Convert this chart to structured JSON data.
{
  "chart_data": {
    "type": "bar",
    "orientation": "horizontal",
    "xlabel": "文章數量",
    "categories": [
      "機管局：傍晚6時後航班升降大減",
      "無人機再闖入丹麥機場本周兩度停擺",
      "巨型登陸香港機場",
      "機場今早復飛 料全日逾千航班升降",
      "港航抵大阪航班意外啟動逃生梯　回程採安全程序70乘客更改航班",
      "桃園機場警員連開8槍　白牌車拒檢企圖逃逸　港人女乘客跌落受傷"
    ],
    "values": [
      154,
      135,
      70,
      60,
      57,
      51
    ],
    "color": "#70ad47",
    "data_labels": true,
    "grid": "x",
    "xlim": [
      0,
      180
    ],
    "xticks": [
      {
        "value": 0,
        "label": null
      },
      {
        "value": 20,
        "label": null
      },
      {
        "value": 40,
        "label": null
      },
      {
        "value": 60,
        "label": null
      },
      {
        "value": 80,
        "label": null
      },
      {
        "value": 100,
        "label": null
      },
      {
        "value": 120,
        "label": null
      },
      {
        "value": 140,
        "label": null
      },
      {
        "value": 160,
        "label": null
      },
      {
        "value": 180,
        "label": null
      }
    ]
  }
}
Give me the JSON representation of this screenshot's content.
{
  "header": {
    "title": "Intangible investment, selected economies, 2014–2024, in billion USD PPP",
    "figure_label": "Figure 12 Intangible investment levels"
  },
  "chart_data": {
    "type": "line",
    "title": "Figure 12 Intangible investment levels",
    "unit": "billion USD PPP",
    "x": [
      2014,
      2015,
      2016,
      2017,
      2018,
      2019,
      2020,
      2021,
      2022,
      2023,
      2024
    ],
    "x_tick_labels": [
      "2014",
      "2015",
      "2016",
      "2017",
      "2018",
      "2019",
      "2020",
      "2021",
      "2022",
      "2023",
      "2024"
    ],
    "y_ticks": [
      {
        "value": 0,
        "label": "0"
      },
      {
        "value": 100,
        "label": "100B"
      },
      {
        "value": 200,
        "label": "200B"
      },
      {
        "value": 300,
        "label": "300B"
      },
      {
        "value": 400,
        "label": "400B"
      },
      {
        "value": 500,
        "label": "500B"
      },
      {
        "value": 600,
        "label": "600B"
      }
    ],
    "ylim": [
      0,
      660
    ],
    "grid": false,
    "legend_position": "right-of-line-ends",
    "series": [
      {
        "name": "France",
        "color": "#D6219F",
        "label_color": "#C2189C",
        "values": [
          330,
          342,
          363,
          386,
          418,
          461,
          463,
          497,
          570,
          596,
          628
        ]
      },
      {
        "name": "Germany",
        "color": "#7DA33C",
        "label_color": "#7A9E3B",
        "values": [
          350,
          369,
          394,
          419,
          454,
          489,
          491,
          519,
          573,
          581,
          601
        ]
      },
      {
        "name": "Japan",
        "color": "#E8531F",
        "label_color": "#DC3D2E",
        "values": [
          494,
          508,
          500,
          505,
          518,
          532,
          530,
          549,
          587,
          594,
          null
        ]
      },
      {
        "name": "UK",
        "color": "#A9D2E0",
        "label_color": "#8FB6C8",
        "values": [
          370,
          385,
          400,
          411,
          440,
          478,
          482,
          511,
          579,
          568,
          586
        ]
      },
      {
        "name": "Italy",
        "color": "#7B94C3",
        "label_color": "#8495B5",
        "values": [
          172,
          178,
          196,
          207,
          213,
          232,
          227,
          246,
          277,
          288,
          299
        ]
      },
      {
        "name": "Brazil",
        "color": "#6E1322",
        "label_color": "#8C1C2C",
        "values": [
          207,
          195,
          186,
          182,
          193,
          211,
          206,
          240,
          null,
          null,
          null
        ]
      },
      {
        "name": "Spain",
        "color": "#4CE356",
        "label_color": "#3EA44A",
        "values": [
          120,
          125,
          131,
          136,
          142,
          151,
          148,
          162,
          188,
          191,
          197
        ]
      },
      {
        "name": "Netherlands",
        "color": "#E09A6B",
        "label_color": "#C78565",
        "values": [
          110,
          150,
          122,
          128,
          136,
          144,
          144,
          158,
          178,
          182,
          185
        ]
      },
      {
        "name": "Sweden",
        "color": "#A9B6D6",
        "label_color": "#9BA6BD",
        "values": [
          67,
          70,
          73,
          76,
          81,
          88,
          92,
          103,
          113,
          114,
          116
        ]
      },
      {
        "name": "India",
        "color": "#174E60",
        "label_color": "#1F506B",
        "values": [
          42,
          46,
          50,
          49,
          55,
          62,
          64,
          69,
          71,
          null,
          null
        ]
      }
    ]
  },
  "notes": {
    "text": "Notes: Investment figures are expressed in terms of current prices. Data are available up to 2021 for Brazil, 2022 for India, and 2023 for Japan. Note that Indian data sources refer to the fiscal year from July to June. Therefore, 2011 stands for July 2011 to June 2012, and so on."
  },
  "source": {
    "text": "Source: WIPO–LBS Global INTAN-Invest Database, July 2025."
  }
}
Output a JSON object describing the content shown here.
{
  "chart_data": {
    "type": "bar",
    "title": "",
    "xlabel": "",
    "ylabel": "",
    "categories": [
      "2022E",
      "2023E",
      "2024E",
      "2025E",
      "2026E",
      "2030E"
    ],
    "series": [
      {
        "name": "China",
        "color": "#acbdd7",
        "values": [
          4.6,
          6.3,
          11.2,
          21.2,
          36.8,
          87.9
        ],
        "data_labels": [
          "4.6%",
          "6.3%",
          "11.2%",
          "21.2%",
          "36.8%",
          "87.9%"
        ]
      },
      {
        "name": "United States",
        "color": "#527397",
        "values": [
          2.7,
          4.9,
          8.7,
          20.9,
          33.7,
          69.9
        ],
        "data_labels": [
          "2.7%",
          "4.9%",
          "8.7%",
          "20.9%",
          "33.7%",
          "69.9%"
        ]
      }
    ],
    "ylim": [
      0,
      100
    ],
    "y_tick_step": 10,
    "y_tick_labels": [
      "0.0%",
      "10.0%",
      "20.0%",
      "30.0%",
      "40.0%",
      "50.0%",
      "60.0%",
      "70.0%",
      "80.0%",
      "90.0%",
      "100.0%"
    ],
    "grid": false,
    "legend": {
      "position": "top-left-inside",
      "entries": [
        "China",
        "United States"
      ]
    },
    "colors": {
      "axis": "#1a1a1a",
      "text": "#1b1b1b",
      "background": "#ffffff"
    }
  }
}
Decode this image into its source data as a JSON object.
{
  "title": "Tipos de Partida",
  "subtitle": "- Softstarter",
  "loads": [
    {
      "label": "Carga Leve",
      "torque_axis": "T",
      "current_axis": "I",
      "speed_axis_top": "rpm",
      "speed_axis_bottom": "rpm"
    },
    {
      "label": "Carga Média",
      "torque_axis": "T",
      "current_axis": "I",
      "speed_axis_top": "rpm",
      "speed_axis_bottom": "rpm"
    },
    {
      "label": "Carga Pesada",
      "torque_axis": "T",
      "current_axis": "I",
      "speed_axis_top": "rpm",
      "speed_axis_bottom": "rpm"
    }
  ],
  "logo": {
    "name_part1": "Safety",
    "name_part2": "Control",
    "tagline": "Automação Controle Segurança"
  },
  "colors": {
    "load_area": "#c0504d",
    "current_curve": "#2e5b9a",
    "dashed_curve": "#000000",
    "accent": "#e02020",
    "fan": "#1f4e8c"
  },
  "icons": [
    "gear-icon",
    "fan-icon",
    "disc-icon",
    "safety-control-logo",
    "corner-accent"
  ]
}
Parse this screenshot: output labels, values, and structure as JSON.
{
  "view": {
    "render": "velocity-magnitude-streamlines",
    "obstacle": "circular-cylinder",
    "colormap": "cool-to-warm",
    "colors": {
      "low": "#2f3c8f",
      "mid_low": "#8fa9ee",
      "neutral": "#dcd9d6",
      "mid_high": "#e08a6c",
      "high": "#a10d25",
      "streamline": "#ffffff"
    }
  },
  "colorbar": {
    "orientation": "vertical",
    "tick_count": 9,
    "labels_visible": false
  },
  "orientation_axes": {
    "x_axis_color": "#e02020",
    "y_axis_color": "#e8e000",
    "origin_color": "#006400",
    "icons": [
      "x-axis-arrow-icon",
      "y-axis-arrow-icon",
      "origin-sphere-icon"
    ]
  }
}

REQUIRED TASK - Extract, unchanged, the closing run of lines that opens with the line containing "Parse this screenshot: output" and ends with the last line.

FINAL RESULT -
Parse this screenshot: output labels, values, and structure as JSON.
{
  "view": {
    "render": "velocity-magnitude-streamlines",
    "obstacle": "circular-cylinder",
    "colormap": "cool-to-warm",
    "colors": {
      "low": "#2f3c8f",
      "mid_low": "#8fa9ee",
      "neutral": "#dcd9d6",
      "mid_high": "#e08a6c",
      "high": "#a10d25",
      "streamline": "#ffffff"
    }
  },
  "colorbar": {
    "orientation": "vertical",
    "tick_count": 9,
    "labels_visible": false
  },
  "orientation_axes": {
    "x_axis_color": "#e02020",
    "y_axis_color": "#e8e000",
    "origin_color": "#006400",
    "icons": [
      "x-axis-arrow-icon",
      "y-axis-arrow-icon",
      "origin-sphere-icon"
    ]
  }
}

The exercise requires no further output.